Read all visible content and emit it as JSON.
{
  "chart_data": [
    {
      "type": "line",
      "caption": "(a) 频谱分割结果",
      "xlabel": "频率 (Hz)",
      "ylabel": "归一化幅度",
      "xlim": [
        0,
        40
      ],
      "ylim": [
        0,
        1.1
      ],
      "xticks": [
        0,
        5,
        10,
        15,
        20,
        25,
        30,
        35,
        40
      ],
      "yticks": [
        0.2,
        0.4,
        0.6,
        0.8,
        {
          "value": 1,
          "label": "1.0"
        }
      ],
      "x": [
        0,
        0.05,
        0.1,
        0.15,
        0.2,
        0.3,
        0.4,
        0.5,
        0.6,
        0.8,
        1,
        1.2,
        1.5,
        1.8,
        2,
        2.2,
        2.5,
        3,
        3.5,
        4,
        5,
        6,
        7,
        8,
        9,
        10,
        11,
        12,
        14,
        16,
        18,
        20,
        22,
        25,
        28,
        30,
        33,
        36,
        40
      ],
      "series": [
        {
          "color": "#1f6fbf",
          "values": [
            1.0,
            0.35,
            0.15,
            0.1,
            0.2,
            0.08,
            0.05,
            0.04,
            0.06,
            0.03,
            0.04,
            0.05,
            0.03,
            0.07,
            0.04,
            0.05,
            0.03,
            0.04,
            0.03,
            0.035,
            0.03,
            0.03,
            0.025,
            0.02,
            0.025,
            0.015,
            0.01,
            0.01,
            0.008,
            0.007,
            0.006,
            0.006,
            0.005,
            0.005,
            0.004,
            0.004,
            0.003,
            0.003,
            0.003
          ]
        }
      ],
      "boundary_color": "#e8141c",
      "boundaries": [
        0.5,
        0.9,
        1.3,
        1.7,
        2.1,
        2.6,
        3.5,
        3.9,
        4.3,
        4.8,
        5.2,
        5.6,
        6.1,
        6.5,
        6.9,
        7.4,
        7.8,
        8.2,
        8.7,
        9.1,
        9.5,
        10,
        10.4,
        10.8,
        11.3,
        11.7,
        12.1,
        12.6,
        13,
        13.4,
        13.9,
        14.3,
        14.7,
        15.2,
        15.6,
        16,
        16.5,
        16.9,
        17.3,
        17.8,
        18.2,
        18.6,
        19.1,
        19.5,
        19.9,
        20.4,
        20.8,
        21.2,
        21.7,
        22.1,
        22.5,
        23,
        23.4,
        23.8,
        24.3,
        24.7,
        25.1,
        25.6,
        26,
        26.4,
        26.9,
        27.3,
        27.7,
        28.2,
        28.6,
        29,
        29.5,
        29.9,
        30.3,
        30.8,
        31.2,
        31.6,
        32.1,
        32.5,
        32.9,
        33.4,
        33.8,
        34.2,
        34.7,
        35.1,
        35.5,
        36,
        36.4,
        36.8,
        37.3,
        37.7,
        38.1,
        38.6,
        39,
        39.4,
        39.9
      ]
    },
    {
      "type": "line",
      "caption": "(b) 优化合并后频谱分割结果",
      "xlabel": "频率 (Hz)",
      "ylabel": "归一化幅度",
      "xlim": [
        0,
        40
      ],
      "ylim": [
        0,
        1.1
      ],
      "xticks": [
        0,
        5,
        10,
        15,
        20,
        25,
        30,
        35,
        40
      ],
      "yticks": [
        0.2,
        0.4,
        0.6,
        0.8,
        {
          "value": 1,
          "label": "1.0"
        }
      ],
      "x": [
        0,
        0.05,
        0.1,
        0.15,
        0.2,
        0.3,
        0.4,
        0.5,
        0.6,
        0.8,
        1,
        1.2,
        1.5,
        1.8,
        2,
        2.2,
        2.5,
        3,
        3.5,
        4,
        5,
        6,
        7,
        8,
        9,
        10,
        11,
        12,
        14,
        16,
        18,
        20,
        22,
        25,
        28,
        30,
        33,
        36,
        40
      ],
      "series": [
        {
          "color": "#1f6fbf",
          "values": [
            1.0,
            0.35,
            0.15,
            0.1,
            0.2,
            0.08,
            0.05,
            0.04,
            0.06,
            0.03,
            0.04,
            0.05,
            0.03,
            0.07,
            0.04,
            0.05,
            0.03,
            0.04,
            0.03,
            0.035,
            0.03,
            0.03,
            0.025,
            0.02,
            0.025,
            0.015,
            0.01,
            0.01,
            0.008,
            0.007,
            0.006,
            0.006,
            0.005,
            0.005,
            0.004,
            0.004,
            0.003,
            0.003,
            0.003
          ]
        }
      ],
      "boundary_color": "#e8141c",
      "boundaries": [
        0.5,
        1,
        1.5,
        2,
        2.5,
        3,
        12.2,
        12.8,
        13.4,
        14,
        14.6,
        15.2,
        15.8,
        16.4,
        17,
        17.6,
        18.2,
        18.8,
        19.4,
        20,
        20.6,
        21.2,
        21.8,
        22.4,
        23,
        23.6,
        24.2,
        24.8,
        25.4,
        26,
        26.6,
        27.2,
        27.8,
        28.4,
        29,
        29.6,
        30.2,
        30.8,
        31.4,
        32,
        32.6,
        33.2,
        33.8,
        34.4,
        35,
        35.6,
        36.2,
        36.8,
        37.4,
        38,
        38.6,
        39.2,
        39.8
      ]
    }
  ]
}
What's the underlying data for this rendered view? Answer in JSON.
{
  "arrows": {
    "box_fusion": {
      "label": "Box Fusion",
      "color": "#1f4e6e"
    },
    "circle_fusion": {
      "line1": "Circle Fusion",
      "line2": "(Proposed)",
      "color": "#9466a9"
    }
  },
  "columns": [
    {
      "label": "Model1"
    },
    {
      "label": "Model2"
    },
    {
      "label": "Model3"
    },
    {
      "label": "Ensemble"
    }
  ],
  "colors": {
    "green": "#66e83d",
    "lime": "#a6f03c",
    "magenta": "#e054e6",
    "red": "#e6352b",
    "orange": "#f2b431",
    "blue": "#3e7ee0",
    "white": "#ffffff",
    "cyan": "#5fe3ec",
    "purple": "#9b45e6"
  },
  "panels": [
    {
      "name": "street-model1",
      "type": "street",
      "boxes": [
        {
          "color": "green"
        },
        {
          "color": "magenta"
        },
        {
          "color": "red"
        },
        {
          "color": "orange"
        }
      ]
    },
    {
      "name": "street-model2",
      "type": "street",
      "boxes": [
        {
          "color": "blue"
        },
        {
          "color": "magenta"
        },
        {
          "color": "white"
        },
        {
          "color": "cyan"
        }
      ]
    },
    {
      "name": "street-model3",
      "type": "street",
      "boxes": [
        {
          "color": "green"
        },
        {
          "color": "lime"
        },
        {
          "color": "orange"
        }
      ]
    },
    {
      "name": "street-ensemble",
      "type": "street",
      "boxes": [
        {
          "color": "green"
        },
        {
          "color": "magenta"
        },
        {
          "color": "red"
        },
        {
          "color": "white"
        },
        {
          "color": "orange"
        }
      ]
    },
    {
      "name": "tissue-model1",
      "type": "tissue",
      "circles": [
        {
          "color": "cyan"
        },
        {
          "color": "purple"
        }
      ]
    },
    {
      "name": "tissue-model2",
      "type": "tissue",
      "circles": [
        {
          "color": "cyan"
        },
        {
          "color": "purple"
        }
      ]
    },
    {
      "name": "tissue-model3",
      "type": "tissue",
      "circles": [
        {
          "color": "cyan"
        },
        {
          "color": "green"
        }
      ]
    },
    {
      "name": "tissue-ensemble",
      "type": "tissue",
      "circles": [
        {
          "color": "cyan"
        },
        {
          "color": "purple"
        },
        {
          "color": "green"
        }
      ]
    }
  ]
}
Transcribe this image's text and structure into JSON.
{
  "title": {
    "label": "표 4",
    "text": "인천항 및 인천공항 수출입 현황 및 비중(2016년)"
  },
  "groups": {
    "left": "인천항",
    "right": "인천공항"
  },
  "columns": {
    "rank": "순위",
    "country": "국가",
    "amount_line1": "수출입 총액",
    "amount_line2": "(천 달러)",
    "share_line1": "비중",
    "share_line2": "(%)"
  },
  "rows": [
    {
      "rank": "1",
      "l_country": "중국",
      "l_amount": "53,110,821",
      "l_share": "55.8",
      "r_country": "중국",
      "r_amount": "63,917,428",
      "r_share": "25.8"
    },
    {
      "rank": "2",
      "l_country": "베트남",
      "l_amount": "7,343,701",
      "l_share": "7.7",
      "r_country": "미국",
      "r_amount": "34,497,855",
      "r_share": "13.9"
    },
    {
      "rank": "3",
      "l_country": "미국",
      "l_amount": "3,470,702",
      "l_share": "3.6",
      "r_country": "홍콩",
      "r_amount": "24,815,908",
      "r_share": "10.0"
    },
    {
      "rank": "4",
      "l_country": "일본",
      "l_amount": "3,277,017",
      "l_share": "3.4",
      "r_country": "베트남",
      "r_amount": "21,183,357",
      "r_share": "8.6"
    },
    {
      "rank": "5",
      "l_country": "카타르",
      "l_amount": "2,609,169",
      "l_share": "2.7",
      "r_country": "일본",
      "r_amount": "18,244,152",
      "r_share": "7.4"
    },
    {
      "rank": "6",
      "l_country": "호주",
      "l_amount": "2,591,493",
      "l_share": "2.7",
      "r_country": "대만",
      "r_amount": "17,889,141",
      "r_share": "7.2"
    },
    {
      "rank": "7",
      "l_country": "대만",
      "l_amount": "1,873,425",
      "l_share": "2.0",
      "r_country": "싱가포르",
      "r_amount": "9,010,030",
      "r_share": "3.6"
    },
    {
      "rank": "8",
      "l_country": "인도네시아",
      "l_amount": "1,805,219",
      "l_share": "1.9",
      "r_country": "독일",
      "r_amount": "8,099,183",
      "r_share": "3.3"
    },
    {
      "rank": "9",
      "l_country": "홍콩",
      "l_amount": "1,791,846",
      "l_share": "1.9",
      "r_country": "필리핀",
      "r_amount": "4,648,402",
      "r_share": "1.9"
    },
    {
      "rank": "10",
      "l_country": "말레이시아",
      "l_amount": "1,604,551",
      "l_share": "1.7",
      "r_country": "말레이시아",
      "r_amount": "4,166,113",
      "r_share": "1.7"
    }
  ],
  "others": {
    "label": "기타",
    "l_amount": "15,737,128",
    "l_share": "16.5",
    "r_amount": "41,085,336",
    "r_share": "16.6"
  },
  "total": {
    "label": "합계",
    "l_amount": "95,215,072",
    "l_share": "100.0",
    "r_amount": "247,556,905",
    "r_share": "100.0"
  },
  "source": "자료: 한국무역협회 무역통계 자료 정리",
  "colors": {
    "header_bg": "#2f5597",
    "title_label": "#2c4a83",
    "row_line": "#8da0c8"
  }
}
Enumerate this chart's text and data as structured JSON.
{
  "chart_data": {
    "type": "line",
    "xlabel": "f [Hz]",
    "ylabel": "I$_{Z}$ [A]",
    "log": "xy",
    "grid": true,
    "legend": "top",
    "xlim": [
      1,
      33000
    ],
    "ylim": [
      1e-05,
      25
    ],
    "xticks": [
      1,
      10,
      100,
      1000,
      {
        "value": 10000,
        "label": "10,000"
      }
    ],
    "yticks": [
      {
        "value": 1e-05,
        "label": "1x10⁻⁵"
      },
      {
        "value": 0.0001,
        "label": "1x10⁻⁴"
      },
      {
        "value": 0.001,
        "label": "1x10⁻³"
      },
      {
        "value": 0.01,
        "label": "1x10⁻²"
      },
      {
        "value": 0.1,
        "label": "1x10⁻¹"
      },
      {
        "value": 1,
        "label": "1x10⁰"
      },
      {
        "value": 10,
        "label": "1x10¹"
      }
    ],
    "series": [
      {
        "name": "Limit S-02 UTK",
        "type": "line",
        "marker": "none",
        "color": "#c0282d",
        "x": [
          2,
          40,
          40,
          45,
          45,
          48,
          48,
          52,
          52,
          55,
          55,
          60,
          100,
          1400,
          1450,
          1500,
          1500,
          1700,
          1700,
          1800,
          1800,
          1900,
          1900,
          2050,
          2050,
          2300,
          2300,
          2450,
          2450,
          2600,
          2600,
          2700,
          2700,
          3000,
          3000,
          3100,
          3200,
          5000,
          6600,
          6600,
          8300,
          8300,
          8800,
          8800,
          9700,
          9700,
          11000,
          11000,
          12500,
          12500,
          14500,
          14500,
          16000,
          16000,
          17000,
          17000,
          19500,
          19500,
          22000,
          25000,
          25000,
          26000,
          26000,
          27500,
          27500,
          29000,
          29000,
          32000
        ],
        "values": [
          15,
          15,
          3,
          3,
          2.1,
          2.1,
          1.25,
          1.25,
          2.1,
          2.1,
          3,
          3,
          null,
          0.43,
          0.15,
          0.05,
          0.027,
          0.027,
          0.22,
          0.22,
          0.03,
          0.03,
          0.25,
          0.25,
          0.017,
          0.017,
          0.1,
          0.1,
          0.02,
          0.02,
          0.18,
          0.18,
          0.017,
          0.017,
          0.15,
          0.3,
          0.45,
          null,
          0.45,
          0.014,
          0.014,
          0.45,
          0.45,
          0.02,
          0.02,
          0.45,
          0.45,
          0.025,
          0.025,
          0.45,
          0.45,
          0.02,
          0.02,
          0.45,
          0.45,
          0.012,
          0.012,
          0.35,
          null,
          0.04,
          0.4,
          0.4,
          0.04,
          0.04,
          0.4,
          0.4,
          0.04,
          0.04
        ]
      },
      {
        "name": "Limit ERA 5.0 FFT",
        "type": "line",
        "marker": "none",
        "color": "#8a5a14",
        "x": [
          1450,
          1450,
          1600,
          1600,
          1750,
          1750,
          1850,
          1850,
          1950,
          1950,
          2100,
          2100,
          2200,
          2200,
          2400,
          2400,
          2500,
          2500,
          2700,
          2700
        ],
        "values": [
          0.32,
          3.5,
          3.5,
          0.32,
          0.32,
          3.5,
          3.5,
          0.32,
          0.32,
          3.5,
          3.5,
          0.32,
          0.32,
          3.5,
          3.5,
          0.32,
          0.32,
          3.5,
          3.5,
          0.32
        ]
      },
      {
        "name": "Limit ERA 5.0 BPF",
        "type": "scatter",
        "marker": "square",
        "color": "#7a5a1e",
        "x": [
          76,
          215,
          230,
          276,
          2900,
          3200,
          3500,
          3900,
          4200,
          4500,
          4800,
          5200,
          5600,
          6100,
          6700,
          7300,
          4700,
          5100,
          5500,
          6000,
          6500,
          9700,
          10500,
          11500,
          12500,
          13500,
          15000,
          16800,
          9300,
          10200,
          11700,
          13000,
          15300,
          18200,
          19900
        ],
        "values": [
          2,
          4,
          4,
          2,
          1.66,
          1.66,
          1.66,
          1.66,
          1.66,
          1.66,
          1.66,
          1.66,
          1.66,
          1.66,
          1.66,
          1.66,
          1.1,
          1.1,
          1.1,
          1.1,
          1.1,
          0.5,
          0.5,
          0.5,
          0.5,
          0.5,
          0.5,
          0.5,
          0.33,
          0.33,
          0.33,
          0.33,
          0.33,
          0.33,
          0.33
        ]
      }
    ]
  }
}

--------------------------------------------------

GIVEN PROBLEM -
All lines of the data above that include the word "인천공항" must be shown.

FINISHED TASK -
    "text": "인천항 및 인천공항 수출입 현황 및 비중(2016년)"
    "right": "인천공항"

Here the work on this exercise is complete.